• **STORED DATA**

--------------------------------------------------

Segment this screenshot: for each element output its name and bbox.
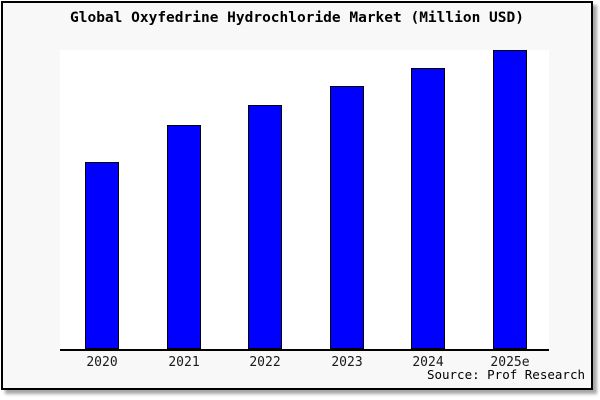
bar-2020: [85, 162, 119, 349]
plot-area: [60, 50, 549, 351]
x-tick-label-2024: 2024: [412, 355, 444, 370]
bar-2021: [167, 125, 201, 349]
bar-2022: [248, 105, 282, 349]
x-tick-label-2025e: 2025e: [490, 355, 530, 370]
bar-2024: [411, 68, 445, 349]
x-tick-label-2020: 2020: [86, 355, 118, 370]
x-tick-label-2022: 2022: [249, 355, 281, 370]
source-note: Source: Prof Research: [426, 367, 585, 382]
x-tick-label-2021: 2021: [168, 355, 200, 370]
chart-title: Global Oxyfedrine Hydrochloride Market (…: [70, 10, 524, 26]
bar-2025e: [493, 50, 527, 349]
bar-2023: [330, 86, 364, 349]
chart-frame: Global Oxyfedrine Hydrochloride Market (…: [1, 1, 593, 390]
x-tick-label-2023: 2023: [331, 355, 363, 370]
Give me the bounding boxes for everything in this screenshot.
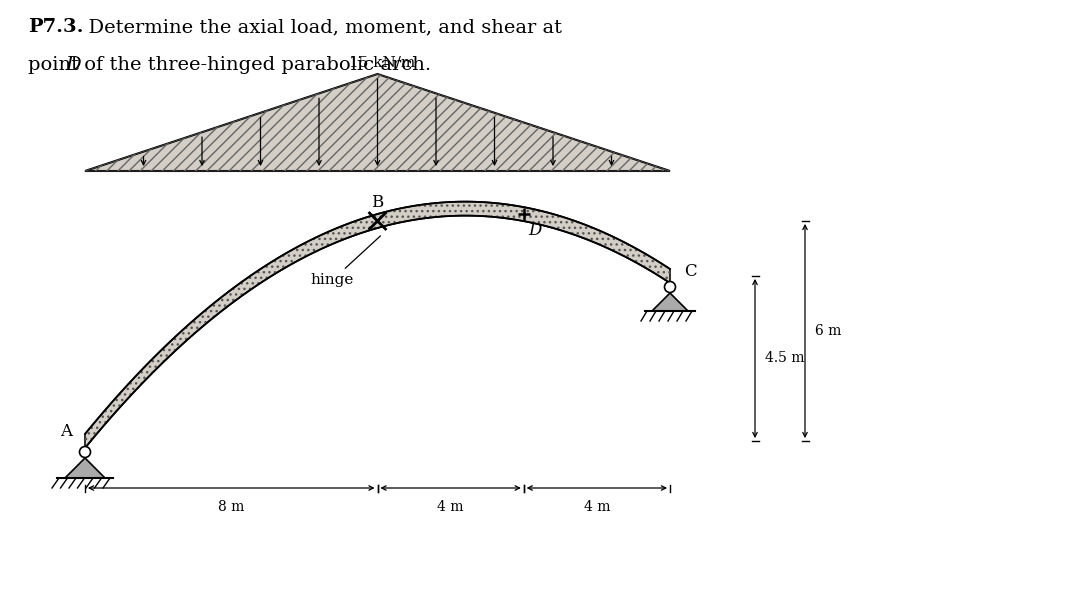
- Circle shape: [80, 446, 91, 458]
- Circle shape: [664, 281, 675, 293]
- Polygon shape: [85, 74, 670, 171]
- Text: 8 m: 8 m: [218, 500, 244, 514]
- Text: D: D: [65, 56, 81, 74]
- Text: C: C: [684, 262, 697, 280]
- Polygon shape: [652, 293, 688, 311]
- Text: P7.3.: P7.3.: [28, 18, 83, 36]
- Polygon shape: [85, 201, 670, 448]
- Text: Determine the axial load, moment, and shear at: Determine the axial load, moment, and sh…: [76, 18, 562, 36]
- Text: B: B: [372, 194, 383, 211]
- Text: of the three-hinged parabolic arch.: of the three-hinged parabolic arch.: [78, 56, 431, 74]
- Text: D: D: [529, 222, 542, 239]
- Text: 4 m: 4 m: [583, 500, 610, 514]
- Text: 4.5 m: 4.5 m: [765, 352, 805, 365]
- Text: A: A: [60, 423, 72, 439]
- Text: 6 m: 6 m: [815, 324, 841, 338]
- Text: 4 m: 4 m: [437, 500, 464, 514]
- Text: point: point: [28, 56, 85, 74]
- Text: 15 kN/m: 15 kN/m: [349, 55, 416, 69]
- Text: hinge: hinge: [311, 236, 380, 287]
- Polygon shape: [65, 458, 105, 478]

--------------------------------------------------

• **CHALLENGE**
Please rewrite the whole listing with every "screenshot" renamed to "image", keeping everything else the same. Omit the pictures.

• **EXERCISE OUTPUT**
Segment this image: for each element output its name and bbox.
bar-2020: [85, 162, 119, 349]
plot-area: [60, 50, 549, 351]
x-tick-label-2024: 2024: [412, 355, 444, 370]
bar-2021: [167, 125, 201, 349]
bar-2022: [248, 105, 282, 349]
x-tick-label-2025e: 2025e: [490, 355, 530, 370]
bar-2024: [411, 68, 445, 349]
x-tick-label-2020: 2020: [86, 355, 118, 370]
x-tick-label-2022: 2022: [249, 355, 281, 370]
source-note: Source: Prof Research: [426, 367, 585, 382]
x-tick-label-2021: 2021: [168, 355, 200, 370]
chart-title: Global Oxyfedrine Hydrochloride Market (…: [70, 10, 524, 26]
bar-2025e: [493, 50, 527, 349]
bar-2023: [330, 86, 364, 349]
chart-frame: Global Oxyfedrine Hydrochloride Market (…: [1, 1, 593, 390]
x-tick-label-2023: 2023: [331, 355, 363, 370]
Give me the bounding boxes for everything in this image.
- Circle shape: [80, 446, 91, 458]
- Circle shape: [664, 281, 675, 293]
- Polygon shape: [85, 74, 670, 171]
- Text: 8 m: 8 m: [218, 500, 244, 514]
- Text: D: D: [65, 56, 81, 74]
- Text: C: C: [684, 262, 697, 280]
- Polygon shape: [652, 293, 688, 311]
- Text: P7.3.: P7.3.: [28, 18, 83, 36]
- Polygon shape: [85, 201, 670, 448]
- Text: Determine the axial load, moment, and shear at: Determine the axial load, moment, and sh…: [76, 18, 562, 36]
- Text: B: B: [372, 194, 383, 211]
- Text: of the three-hinged parabolic arch.: of the three-hinged parabolic arch.: [78, 56, 431, 74]
- Text: D: D: [529, 222, 542, 239]
- Text: 4 m: 4 m: [583, 500, 610, 514]
- Text: 4.5 m: 4.5 m: [765, 352, 805, 365]
- Text: A: A: [60, 423, 72, 439]
- Text: 6 m: 6 m: [815, 324, 841, 338]
- Text: 4 m: 4 m: [437, 500, 464, 514]
- Text: point: point: [28, 56, 85, 74]
- Text: 15 kN/m: 15 kN/m: [349, 55, 416, 69]
- Text: hinge: hinge: [311, 236, 380, 287]
- Polygon shape: [65, 458, 105, 478]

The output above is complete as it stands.